Task to carry out: Rewrite the rows from the first one through the one containing "table: Europe block 1: ¥300 bbox=[313, 695, 335, 706]", replacing "Middle East" with "Near East" and leaving everything else the same.

Collected data
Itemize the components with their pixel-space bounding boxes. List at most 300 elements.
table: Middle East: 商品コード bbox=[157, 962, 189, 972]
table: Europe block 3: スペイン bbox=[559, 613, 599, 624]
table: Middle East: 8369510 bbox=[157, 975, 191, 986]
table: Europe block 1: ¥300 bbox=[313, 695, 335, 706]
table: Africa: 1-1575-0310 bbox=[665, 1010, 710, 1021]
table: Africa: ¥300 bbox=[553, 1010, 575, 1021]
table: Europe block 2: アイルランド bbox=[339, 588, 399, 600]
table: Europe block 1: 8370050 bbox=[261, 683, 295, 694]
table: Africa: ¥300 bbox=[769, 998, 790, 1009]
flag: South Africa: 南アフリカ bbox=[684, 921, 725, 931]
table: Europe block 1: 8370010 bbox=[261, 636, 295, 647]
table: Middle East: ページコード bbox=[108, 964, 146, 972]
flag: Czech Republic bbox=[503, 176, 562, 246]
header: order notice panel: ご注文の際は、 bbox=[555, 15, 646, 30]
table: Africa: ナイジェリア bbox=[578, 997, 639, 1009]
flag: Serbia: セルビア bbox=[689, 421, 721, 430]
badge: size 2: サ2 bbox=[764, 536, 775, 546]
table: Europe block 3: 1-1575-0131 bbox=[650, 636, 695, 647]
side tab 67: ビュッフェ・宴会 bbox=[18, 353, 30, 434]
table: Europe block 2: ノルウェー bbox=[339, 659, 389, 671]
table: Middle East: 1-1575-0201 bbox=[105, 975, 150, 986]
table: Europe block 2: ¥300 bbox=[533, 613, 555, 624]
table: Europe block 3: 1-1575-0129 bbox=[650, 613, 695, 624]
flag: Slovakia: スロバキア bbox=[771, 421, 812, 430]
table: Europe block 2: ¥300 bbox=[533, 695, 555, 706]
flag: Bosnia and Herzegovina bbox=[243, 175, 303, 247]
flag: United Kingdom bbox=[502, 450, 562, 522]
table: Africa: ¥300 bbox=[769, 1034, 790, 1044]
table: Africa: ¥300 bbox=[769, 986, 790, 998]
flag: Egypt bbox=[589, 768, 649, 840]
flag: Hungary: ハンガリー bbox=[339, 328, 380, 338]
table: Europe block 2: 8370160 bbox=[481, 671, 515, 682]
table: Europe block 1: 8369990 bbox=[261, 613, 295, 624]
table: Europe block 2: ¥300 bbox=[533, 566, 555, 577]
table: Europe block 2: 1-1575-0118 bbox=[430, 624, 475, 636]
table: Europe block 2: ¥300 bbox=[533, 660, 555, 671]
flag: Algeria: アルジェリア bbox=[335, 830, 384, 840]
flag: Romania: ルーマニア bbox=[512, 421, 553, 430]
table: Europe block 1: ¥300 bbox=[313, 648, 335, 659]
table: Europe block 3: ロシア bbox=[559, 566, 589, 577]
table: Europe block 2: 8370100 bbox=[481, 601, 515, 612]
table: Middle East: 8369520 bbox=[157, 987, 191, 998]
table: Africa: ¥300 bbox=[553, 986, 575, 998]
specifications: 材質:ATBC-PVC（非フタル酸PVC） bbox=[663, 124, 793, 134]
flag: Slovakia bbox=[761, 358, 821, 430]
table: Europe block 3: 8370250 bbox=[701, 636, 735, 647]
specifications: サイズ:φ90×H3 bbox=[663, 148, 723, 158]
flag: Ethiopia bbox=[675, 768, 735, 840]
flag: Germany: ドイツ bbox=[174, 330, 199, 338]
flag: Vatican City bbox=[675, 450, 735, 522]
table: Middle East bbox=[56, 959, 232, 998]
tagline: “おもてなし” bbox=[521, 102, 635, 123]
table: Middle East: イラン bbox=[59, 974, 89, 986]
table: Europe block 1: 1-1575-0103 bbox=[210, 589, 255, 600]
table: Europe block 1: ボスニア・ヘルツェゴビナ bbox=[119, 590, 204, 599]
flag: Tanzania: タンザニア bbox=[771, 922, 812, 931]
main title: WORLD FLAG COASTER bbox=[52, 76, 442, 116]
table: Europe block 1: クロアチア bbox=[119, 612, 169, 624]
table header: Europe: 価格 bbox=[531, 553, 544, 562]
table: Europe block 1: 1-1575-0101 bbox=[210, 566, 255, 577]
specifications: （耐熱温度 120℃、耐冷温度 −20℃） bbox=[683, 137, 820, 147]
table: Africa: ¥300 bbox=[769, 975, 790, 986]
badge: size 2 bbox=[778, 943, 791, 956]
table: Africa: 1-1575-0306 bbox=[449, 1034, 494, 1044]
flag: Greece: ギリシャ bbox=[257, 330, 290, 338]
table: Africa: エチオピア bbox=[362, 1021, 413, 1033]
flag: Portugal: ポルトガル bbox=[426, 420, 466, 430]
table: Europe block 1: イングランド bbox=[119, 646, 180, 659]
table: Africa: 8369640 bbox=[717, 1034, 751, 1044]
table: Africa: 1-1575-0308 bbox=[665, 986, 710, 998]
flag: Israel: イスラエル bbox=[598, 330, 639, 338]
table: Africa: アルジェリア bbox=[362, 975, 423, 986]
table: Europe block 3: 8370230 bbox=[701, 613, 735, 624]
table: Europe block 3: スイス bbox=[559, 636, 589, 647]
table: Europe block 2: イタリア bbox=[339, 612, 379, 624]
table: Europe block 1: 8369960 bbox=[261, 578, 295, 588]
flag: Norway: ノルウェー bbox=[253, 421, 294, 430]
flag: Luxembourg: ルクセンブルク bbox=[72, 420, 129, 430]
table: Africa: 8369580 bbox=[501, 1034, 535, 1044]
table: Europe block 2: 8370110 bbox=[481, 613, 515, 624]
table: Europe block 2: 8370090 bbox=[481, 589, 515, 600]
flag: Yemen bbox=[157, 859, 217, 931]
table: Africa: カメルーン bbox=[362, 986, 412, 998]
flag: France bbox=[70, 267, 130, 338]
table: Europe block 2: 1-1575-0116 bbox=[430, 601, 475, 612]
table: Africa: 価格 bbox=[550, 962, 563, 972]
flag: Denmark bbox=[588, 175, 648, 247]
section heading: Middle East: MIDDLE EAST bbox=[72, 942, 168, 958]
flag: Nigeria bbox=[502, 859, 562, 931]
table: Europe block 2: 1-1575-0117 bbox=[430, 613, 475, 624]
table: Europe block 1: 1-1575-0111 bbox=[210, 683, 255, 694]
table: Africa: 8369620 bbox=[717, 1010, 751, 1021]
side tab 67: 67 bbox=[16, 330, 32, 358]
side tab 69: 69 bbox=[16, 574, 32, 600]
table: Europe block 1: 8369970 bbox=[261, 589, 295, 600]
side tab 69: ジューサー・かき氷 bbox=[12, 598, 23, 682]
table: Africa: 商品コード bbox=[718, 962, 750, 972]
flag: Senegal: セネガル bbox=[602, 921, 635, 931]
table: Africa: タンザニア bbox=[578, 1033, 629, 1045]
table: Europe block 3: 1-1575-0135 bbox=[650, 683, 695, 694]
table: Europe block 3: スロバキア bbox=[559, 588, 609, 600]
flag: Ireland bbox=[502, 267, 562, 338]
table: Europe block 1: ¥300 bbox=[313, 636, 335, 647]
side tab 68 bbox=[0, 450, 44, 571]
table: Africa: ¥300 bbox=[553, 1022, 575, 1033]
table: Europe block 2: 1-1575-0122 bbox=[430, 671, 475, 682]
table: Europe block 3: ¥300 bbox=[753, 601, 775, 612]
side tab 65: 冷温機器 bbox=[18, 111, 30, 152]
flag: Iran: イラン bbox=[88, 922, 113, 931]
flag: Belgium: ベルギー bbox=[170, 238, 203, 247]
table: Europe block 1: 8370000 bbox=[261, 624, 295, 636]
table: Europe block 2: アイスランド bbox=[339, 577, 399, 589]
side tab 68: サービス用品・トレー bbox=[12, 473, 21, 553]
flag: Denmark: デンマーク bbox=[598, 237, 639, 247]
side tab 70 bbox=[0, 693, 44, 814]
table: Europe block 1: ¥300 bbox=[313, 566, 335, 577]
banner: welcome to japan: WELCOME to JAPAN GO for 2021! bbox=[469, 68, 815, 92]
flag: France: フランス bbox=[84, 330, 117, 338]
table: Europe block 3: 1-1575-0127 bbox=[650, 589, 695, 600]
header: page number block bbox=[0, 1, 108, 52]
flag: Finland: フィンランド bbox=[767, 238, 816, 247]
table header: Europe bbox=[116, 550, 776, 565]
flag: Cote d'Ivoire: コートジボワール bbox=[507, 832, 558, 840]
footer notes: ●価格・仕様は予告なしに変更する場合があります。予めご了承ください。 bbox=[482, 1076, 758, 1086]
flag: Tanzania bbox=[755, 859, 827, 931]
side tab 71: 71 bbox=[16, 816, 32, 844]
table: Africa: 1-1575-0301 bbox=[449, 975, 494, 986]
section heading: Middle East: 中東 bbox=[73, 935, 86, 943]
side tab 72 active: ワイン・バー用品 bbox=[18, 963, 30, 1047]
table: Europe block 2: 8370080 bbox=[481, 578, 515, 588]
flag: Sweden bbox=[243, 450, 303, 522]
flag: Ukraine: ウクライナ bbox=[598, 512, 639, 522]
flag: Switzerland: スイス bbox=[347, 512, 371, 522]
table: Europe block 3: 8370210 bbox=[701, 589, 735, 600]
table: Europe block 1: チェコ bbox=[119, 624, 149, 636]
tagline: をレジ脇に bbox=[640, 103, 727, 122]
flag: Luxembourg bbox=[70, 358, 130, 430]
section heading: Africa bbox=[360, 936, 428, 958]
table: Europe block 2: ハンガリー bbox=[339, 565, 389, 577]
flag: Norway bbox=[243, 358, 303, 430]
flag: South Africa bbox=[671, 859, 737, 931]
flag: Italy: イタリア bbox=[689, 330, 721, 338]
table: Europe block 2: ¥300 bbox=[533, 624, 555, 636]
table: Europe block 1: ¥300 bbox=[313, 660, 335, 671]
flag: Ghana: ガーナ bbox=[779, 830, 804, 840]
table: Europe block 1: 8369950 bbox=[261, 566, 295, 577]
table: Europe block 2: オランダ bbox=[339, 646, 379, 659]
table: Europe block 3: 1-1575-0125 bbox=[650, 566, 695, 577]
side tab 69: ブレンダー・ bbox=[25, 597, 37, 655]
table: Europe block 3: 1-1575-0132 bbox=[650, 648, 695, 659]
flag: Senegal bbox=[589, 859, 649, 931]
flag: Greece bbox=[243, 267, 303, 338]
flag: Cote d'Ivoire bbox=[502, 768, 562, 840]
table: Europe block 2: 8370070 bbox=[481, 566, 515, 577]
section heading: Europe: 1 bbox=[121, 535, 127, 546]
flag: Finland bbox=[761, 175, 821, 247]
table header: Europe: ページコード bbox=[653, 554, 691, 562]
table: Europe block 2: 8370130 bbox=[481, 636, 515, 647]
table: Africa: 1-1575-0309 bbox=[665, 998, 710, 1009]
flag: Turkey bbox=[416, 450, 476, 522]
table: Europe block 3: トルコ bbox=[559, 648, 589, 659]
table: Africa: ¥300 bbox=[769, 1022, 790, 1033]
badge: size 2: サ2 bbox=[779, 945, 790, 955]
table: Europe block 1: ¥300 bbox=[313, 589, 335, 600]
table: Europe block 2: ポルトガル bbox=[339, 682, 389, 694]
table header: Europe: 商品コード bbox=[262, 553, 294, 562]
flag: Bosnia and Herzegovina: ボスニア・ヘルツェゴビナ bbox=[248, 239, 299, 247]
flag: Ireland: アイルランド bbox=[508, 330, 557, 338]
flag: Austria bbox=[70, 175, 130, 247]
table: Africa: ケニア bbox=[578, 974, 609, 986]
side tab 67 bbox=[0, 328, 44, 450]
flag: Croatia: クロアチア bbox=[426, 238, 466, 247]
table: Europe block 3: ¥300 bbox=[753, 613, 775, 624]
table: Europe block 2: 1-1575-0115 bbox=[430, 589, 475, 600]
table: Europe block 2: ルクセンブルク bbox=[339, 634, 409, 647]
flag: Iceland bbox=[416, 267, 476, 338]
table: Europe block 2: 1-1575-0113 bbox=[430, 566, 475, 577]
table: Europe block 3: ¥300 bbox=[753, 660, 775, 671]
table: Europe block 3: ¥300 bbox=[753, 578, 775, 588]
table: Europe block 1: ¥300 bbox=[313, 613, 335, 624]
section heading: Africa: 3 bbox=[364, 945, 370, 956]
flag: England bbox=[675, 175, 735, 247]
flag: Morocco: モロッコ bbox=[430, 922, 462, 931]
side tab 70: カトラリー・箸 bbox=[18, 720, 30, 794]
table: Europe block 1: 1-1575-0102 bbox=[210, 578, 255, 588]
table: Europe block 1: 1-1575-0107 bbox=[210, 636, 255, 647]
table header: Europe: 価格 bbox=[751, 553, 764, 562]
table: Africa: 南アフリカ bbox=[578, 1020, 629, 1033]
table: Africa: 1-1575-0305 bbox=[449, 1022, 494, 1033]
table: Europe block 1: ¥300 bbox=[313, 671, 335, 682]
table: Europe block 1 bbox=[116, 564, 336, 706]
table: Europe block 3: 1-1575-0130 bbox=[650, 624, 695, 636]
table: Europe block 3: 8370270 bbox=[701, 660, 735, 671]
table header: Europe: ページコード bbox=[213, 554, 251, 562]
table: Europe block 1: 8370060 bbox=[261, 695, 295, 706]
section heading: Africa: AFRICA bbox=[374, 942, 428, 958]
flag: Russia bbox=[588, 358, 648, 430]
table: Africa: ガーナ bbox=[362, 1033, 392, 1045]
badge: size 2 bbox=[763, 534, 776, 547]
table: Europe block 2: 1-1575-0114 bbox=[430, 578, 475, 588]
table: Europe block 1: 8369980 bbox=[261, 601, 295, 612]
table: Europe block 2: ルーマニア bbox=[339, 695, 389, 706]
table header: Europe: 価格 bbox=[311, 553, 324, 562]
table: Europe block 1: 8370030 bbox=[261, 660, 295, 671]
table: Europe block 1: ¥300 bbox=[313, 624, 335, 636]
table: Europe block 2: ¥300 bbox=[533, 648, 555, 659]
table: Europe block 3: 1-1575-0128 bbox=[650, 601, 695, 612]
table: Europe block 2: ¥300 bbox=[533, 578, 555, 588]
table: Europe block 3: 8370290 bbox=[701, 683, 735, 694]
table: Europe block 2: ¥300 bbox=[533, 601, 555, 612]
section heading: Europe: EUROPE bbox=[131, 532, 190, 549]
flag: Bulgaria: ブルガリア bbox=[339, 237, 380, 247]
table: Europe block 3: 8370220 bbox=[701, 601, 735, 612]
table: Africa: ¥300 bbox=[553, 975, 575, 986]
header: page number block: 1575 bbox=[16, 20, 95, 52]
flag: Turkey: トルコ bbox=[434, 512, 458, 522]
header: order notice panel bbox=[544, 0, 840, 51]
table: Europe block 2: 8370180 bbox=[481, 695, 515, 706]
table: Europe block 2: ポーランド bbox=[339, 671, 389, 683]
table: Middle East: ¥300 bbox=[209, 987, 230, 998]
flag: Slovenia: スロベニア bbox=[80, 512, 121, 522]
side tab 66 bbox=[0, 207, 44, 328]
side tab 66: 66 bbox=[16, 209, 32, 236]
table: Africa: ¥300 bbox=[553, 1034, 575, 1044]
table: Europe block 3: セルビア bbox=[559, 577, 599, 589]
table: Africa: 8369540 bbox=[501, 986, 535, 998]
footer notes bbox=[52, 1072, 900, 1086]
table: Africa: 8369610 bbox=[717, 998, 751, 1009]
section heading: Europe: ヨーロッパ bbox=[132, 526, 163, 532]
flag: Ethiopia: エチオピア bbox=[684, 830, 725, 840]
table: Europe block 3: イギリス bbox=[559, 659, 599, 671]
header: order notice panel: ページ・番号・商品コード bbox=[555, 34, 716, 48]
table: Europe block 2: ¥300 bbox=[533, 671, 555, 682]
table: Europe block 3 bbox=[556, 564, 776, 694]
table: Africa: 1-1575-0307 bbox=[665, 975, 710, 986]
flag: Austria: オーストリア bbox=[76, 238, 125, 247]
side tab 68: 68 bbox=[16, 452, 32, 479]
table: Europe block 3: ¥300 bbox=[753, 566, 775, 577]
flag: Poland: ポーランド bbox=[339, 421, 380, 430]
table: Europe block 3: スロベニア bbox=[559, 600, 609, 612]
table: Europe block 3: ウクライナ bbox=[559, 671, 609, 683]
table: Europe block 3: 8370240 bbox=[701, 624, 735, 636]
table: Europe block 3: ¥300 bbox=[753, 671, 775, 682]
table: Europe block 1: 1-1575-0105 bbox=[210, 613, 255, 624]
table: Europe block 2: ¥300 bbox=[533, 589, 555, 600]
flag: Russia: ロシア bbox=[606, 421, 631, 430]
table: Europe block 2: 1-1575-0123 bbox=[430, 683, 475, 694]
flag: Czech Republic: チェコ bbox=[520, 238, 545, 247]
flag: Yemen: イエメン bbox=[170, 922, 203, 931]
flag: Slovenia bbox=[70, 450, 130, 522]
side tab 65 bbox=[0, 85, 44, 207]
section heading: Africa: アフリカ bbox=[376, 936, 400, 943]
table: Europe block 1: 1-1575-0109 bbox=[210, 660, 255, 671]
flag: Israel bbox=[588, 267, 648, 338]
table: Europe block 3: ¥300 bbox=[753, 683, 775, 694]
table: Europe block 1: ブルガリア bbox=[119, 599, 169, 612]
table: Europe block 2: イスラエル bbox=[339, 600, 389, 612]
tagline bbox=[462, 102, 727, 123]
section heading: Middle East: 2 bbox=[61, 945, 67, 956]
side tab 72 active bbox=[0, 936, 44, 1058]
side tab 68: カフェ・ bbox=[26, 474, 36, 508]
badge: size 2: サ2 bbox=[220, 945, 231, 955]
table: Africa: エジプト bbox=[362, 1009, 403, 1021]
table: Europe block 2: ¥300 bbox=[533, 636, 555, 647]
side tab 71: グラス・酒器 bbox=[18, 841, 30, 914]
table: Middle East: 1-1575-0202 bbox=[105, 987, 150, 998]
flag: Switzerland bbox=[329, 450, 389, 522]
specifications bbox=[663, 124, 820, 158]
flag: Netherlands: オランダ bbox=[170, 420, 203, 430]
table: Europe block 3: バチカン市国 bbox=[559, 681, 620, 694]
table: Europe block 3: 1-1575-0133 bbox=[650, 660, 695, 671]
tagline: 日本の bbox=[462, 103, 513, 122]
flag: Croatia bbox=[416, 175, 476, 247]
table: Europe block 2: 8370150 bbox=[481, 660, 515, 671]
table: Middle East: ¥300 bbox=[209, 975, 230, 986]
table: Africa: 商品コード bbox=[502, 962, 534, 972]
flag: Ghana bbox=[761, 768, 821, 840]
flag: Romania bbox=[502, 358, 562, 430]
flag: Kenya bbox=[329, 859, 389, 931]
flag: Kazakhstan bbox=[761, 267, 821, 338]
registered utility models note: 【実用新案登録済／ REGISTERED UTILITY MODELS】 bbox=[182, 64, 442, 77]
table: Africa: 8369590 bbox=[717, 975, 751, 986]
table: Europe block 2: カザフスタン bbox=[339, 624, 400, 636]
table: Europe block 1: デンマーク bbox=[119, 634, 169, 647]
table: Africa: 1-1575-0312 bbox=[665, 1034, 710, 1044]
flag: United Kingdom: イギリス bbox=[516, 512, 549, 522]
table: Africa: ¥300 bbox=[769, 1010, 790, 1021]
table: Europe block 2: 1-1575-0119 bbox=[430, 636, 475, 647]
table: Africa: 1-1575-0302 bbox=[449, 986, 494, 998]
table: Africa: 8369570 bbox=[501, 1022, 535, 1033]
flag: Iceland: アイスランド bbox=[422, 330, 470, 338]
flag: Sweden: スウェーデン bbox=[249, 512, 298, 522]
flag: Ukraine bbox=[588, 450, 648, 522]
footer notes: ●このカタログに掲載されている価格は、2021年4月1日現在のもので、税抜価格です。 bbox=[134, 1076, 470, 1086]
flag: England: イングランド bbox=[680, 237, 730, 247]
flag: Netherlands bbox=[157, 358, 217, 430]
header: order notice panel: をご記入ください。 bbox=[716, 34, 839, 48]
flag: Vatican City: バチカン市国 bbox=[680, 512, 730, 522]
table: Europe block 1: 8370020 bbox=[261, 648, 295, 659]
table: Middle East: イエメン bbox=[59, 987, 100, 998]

Finished exercise:
Itemize the components with their pixel-space bounding boxes. List at most 300 elements.
table: Near East: 商品コード bbox=[157, 962, 189, 972]
table: Europe block 3: スペイン bbox=[559, 613, 599, 624]
table: Near East: 8369510 bbox=[157, 975, 191, 986]
table: Europe block 1: ¥300 bbox=[313, 695, 335, 706]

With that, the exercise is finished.